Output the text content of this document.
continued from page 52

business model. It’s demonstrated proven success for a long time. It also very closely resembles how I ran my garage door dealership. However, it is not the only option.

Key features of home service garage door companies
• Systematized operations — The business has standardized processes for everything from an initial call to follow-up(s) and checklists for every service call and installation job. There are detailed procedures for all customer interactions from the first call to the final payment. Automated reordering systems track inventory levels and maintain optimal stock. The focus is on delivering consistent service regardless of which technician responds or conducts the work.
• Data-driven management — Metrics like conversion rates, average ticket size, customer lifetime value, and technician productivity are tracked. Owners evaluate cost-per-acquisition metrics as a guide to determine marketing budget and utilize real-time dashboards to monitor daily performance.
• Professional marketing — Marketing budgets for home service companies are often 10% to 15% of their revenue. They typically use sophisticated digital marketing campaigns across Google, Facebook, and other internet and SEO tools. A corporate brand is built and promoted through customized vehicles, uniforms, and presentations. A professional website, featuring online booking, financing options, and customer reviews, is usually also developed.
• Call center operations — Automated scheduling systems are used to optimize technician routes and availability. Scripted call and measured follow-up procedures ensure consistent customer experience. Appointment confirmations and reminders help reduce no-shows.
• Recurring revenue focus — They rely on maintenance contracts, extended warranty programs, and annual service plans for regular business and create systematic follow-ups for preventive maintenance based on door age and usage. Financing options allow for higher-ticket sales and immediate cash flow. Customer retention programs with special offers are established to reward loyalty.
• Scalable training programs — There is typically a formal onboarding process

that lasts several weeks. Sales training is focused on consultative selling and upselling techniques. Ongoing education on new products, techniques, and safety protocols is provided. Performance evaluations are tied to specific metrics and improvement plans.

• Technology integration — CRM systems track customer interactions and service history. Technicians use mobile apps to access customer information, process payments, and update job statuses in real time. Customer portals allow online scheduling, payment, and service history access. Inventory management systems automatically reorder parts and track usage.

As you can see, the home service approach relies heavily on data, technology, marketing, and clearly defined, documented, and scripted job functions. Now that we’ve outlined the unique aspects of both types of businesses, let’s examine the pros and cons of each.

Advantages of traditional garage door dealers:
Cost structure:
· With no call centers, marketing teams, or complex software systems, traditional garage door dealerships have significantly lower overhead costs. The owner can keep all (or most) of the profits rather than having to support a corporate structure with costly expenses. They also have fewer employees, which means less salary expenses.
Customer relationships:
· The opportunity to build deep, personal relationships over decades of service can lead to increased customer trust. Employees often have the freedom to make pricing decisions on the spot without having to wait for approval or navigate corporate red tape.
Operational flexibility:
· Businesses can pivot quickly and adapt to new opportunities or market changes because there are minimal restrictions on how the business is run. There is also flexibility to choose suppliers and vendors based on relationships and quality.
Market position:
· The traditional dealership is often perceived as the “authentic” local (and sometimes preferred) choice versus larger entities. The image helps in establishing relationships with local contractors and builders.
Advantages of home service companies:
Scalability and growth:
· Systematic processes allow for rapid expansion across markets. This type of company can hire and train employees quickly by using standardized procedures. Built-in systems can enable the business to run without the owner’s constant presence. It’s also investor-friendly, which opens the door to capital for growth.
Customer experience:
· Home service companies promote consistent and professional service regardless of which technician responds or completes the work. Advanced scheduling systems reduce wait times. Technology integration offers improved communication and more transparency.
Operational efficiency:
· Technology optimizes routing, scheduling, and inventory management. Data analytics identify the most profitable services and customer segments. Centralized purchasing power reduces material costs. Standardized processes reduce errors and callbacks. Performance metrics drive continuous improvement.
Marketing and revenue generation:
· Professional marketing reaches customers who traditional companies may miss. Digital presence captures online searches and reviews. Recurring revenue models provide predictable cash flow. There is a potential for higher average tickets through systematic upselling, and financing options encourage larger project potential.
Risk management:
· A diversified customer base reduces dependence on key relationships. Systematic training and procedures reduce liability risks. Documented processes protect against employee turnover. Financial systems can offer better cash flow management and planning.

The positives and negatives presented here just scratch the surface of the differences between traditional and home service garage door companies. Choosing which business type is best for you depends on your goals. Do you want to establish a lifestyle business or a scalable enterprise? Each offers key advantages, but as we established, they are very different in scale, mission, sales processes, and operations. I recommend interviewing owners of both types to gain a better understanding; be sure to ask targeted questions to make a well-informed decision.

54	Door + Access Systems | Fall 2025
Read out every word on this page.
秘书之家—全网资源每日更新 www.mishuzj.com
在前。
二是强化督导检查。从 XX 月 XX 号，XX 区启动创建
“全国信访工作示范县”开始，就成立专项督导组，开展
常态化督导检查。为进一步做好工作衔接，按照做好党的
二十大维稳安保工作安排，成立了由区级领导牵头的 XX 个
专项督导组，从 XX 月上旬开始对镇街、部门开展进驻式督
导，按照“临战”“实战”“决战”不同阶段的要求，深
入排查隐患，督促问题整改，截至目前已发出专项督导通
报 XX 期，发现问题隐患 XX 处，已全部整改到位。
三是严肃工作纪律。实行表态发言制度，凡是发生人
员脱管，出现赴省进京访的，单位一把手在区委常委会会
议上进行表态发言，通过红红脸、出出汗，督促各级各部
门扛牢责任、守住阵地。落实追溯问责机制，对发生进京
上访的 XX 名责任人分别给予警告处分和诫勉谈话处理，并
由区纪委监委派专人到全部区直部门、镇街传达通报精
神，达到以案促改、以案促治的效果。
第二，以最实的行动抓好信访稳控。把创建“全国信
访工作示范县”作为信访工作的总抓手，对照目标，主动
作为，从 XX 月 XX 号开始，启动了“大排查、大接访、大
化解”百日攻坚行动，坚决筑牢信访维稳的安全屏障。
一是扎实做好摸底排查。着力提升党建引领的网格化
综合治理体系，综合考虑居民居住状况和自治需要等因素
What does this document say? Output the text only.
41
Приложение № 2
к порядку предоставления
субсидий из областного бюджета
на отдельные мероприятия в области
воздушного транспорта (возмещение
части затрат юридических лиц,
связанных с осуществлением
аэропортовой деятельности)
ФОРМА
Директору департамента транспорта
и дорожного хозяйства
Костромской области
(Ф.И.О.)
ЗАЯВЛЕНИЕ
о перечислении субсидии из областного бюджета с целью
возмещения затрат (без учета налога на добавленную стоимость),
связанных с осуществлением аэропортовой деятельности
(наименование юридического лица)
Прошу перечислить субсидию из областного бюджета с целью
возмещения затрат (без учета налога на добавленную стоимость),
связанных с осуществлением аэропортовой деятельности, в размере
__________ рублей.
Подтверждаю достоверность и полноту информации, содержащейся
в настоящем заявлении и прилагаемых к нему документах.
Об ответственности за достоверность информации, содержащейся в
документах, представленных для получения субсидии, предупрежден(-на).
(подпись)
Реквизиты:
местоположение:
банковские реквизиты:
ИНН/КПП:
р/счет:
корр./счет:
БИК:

================

(Your task): Transcribe each entry precisely, missing none.

(Full solution):
Output the text content of this document.
continued from page 52

business model. It’s demonstrated proven success for a long time. It also very closely resembles how I ran my garage door dealership. However, it is not the only option.

Key features of home service garage door companies
• Systematized operations — The business has standardized processes for everything from an initial call to follow-up(s) and checklists for every service call and installation job. There are detailed procedures for all customer interactions from the first call to the final payment. Automated reordering systems track inventory levels and maintain optimal stock. The focus is on delivering consistent service regardless of which technician responds or conducts the work.
• Data-driven management — Metrics like conversion rates, average ticket size, customer lifetime value, and technician productivity are tracked. Owners evaluate cost-per-acquisition metrics as a guide to determine marketing budget and utilize real-time dashboards to monitor daily performance.
• Professional marketing — Marketing budgets for home service companies are often 10% to 15% of their revenue. They typically use sophisticated digital marketing campaigns across Google, Facebook, and other internet and SEO tools. A corporate brand is built and promoted through customized vehicles, uniforms, and presentations. A professional website, featuring online booking, financing options, and customer reviews, is usually also developed.
• Call center operations — Automated scheduling systems are used to optimize technician routes and availability. Scripted call and measured follow-up procedures ensure consistent customer experience. Appointment confirmations and reminders help reduce no-shows.
• Recurring revenue focus — They rely on maintenance contracts, extended warranty programs, and annual service plans for regular business and create systematic follow-ups for preventive maintenance based on door age and usage. Financing options allow for higher-ticket sales and immediate cash flow. Customer retention programs with special offers are established to reward loyalty.
• Scalable training programs — There is typically a formal onboarding process

that lasts several weeks. Sales training is focused on consultative selling and upselling techniques. Ongoing education on new products, techniques, and safety protocols is provided. Performance evaluations are tied to specific metrics and improvement plans.

• Technology integration — CRM systems track customer interactions and service history. Technicians use mobile apps to access customer information, process payments, and update job statuses in real time. Customer portals allow online scheduling, payment, and service history access. Inventory management systems automatically reorder parts and track usage.

As you can see, the home service approach relies heavily on data, technology, marketing, and clearly defined, documented, and scripted job functions. Now that we’ve outlined the unique aspects of both types of businesses, let’s examine the pros and cons of each.

Advantages of traditional garage door dealers:
Cost structure:
· With no call centers, marketing teams, or complex software systems, traditional garage door dealerships have significantly lower overhead costs. The owner can keep all (or most) of the profits rather than having to support a corporate structure with costly expenses. They also have fewer employees, which means less salary expenses.
Customer relationships:
· The opportunity to build deep, personal relationships over decades of service can lead to increased customer trust. Employees often have the freedom to make pricing decisions on the spot without having to wait for approval or navigate corporate red tape.
Operational flexibility:
· Businesses can pivot quickly and adapt to new opportunities or market changes because there are minimal restrictions on how the business is run. There is also flexibility to choose suppliers and vendors based on relationships and quality.
Market position:
· The traditional dealership is often perceived as the “authentic” local (and sometimes preferred) choice versus larger entities. The image helps in establishing relationships with local contractors and builders.
Advantages of home service companies:
Scalability and growth:
· Systematic processes allow for rapid expansion across markets. This type of company can hire and train employees quickly by using standardized procedures. Built-in systems can enable the business to run without the owner’s constant presence. It’s also investor-friendly, which opens the door to capital for growth.
Customer experience:
· Home service companies promote consistent and professional service regardless of which technician responds or completes the work. Advanced scheduling systems reduce wait times. Technology integration offers improved communication and more transparency.
Operational efficiency:
· Technology optimizes routing, scheduling, and inventory management. Data analytics identify the most profitable services and customer segments. Centralized purchasing power reduces material costs. Standardized processes reduce errors and callbacks. Performance metrics drive continuous improvement.
Marketing and revenue generation:
· Professional marketing reaches customers who traditional companies may miss. Digital presence captures online searches and reviews. Recurring revenue models provide predictable cash flow. There is a potential for higher average tickets through systematic upselling, and financing options encourage larger project potential.
Risk management:
· A diversified customer base reduces dependence on key relationships. Systematic training and procedures reduce liability risks. Documented processes protect against employee turnover. Financial systems can offer better cash flow management and planning.

The positives and negatives presented here just scratch the surface of the differences between traditional and home service garage door companies. Choosing which business type is best for you depends on your goals. Do you want to establish a lifestyle business or a scalable enterprise? Each offers key advantages, but as we established, they are very different in scale, mission, sales processes, and operations. I recommend interviewing owners of both types to gain a better understanding; be sure to ask targeted questions to make a well-informed decision.

54	Door + Access Systems | Fall 2025
Read out every word on this page.
秘书之家—全网资源每日更新 www.mishuzj.com
在前。
二是强化督导检查。从 XX 月 XX 号，XX 区启动创建
“全国信访工作示范县”开始，就成立专项督导组，开展
常态化督导检查。为进一步做好工作衔接，按照做好党的
二十大维稳安保工作安排，成立了由区级领导牵头的 XX 个
专项督导组，从 XX 月上旬开始对镇街、部门开展进驻式督
导，按照“临战”“实战”“决战”不同阶段的要求，深
入排查隐患，督促问题整改，截至目前已发出专项督导通
报 XX 期，发现问题隐患 XX 处，已全部整改到位。
三是严肃工作纪律。实行表态发言制度，凡是发生人
员脱管，出现赴省进京访的，单位一把手在区委常委会会
议上进行表态发言，通过红红脸、出出汗，督促各级各部
门扛牢责任、守住阵地。落实追溯问责机制，对发生进京
上访的 XX 名责任人分别给予警告处分和诫勉谈话处理，并
由区纪委监委派专人到全部区直部门、镇街传达通报精
神，达到以案促改、以案促治的效果。
第二，以最实的行动抓好信访稳控。把创建“全国信
访工作示范县”作为信访工作的总抓手，对照目标，主动
作为，从 XX 月 XX 号开始，启动了“大排查、大接访、大
化解”百日攻坚行动，坚决筑牢信访维稳的安全屏障。
一是扎实做好摸底排查。着力提升党建引领的网格化
综合治理体系，综合考虑居民居住状况和自治需要等因素
What does this document say? Output the text only.
41
Приложение № 2
к порядку предоставления
субсидий из областного бюджета
на отдельные мероприятия в области
воздушного транспорта (возмещение
части затрат юридических лиц,
связанных с осуществлением
аэропортовой деятельности)
ФОРМА
Директору департамента транспорта
и дорожного хозяйства
Костромской области
(Ф.И.О.)
ЗАЯВЛЕНИЕ
о перечислении субсидии из областного бюджета с целью
возмещения затрат (без учета налога на добавленную стоимость),
связанных с осуществлением аэропортовой деятельности
(наименование юридического лица)
Прошу перечислить субсидию из областного бюджета с целью
возмещения затрат (без учета налога на добавленную стоимость),
связанных с осуществлением аэропортовой деятельности, в размере
__________ рублей.
Подтверждаю достоверность и полноту информации, содержащейся
в настоящем заявлении и прилагаемых к нему документах.
Об ответственности за достоверность информации, содержащейся в
документах, представленных для получения субсидии, предупрежден(-на).
(подпись)
Реквизиты:
местоположение:
банковские реквизиты:
ИНН/КПП:
р/счет:
корр./счет:
БИК:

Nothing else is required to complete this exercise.